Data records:
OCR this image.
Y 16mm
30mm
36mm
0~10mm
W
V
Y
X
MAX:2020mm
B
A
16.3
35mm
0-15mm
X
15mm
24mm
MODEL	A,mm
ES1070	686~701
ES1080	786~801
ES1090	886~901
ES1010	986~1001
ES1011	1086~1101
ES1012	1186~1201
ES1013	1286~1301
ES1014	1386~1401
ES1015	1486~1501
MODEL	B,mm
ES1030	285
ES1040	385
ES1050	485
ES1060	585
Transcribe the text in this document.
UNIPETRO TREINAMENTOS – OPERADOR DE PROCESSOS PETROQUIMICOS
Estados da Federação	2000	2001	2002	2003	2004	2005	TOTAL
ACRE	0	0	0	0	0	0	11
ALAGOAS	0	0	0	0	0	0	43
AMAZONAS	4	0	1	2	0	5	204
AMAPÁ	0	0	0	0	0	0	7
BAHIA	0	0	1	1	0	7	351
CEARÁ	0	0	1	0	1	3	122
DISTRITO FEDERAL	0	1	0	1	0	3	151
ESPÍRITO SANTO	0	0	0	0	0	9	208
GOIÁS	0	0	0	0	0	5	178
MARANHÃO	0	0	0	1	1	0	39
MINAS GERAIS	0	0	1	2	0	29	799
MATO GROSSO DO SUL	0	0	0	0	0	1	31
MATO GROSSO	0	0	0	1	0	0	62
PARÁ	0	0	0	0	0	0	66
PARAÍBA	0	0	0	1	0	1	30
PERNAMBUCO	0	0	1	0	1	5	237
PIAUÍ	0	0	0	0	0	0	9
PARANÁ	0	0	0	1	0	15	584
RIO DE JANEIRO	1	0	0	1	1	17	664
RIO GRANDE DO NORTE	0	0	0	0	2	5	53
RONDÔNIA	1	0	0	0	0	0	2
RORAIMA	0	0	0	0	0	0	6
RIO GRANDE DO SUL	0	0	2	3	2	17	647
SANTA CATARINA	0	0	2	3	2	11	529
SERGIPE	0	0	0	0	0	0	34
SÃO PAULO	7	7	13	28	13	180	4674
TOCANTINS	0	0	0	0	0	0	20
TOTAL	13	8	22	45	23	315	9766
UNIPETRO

## What you have to do
Return each line where "GROSSO" shows up.

## Reply to the exercise
MATO GROSSO DO SUL	0	0	0	0	0	1	31
MATO GROSSO	0	0	0	1	0	0	62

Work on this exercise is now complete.